**Dataset records:**
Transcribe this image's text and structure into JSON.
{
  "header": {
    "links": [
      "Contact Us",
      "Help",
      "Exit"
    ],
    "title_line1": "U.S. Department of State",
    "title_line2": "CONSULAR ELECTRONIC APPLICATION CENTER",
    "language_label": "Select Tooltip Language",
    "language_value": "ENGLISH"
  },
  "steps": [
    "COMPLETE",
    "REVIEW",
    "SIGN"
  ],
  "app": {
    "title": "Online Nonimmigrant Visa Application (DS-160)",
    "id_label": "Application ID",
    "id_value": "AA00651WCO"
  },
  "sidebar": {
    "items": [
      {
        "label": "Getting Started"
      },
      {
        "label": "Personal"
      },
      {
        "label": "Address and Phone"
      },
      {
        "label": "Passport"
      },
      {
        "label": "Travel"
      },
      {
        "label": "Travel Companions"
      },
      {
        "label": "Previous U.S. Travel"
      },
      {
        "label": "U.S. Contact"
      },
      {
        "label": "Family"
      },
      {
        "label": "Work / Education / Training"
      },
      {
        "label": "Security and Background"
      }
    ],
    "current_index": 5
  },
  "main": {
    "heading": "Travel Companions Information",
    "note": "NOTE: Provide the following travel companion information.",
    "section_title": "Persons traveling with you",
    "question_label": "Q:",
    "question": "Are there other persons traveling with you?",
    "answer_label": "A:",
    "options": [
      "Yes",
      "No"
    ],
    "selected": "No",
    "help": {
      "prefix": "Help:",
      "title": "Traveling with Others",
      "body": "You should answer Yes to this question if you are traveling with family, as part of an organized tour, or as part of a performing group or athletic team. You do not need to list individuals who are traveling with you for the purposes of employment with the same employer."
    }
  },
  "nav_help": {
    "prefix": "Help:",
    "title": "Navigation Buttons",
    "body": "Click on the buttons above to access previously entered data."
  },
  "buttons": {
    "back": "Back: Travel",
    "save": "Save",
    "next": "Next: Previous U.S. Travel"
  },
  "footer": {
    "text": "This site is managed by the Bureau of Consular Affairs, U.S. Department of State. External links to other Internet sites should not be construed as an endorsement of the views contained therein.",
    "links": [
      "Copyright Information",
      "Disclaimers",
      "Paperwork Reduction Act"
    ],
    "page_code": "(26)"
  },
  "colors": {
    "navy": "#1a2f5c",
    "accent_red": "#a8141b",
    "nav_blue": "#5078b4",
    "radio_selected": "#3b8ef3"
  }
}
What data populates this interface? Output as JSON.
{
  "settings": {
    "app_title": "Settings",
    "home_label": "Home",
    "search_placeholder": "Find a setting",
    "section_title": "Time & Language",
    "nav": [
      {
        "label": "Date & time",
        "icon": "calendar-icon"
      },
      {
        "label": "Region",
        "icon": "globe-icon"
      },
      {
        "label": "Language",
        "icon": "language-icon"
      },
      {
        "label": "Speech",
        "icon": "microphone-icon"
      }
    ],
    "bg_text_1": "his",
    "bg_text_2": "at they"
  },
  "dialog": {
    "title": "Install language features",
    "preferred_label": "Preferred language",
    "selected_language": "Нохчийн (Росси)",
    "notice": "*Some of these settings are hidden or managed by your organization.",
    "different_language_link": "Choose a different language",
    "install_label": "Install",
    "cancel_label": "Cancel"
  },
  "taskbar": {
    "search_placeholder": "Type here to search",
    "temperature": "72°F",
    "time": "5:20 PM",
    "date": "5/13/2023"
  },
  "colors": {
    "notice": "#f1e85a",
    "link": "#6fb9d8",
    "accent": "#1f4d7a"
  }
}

**WRITTEN REQUEST:** Recopy the entries above exactly, with every line included.

**CORRECT OUTPUT:**
Transcribe this image's text and structure into JSON.
{
  "header": {
    "links": [
      "Contact Us",
      "Help",
      "Exit"
    ],
    "title_line1": "U.S. Department of State",
    "title_line2": "CONSULAR ELECTRONIC APPLICATION CENTER",
    "language_label": "Select Tooltip Language",
    "language_value": "ENGLISH"
  },
  "steps": [
    "COMPLETE",
    "REVIEW",
    "SIGN"
  ],
  "app": {
    "title": "Online Nonimmigrant Visa Application (DS-160)",
    "id_label": "Application ID",
    "id_value": "AA00651WCO"
  },
  "sidebar": {
    "items": [
      {
        "label": "Getting Started"
      },
      {
        "label": "Personal"
      },
      {
        "label": "Address and Phone"
      },
      {
        "label": "Passport"
      },
      {
        "label": "Travel"
      },
      {
        "label": "Travel Companions"
      },
      {
        "label": "Previous U.S. Travel"
      },
      {
        "label": "U.S. Contact"
      },
      {
        "label": "Family"
      },
      {
        "label": "Work / Education / Training"
      },
      {
        "label": "Security and Background"
      }
    ],
    "current_index": 5
  },
  "main": {
    "heading": "Travel Companions Information",
    "note": "NOTE: Provide the following travel companion information.",
    "section_title": "Persons traveling with you",
    "question_label": "Q:",
    "question": "Are there other persons traveling with you?",
    "answer_label": "A:",
    "options": [
      "Yes",
      "No"
    ],
    "selected": "No",
    "help": {
      "prefix": "Help:",
      "title": "Traveling with Others",
      "body": "You should answer Yes to this question if you are traveling with family, as part of an organized tour, or as part of a performing group or athletic team. You do not need to list individuals who are traveling with you for the purposes of employment with the same employer."
    }
  },
  "nav_help": {
    "prefix": "Help:",
    "title": "Navigation Buttons",
    "body": "Click on the buttons above to access previously entered data."
  },
  "buttons": {
    "back": "Back: Travel",
    "save": "Save",
    "next": "Next: Previous U.S. Travel"
  },
  "footer": {
    "text": "This site is managed by the Bureau of Consular Affairs, U.S. Department of State. External links to other Internet sites should not be construed as an endorsement of the views contained therein.",
    "links": [
      "Copyright Information",
      "Disclaimers",
      "Paperwork Reduction Act"
    ],
    "page_code": "(26)"
  },
  "colors": {
    "navy": "#1a2f5c",
    "accent_red": "#a8141b",
    "nav_blue": "#5078b4",
    "radio_selected": "#3b8ef3"
  }
}
What data populates this interface? Output as JSON.
{
  "settings": {
    "app_title": "Settings",
    "home_label": "Home",
    "search_placeholder": "Find a setting",
    "section_title": "Time & Language",
    "nav": [
      {
        "label": "Date & time",
        "icon": "calendar-icon"
      },
      {
        "label": "Region",
        "icon": "globe-icon"
      },
      {
        "label": "Language",
        "icon": "language-icon"
      },
      {
        "label": "Speech",
        "icon": "microphone-icon"
      }
    ],
    "bg_text_1": "his",
    "bg_text_2": "at they"
  },
  "dialog": {
    "title": "Install language features",
    "preferred_label": "Preferred language",
    "selected_language": "Нохчийн (Росси)",
    "notice": "*Some of these settings are hidden or managed by your organization.",
    "different_language_link": "Choose a different language",
    "install_label": "Install",
    "cancel_label": "Cancel"
  },
  "taskbar": {
    "search_placeholder": "Type here to search",
    "temperature": "72°F",
    "time": "5:20 PM",
    "date": "5/13/2023"
  },
  "colors": {
    "notice": "#f1e85a",
    "link": "#6fb9d8",
    "accent": "#1f4d7a"
  }
}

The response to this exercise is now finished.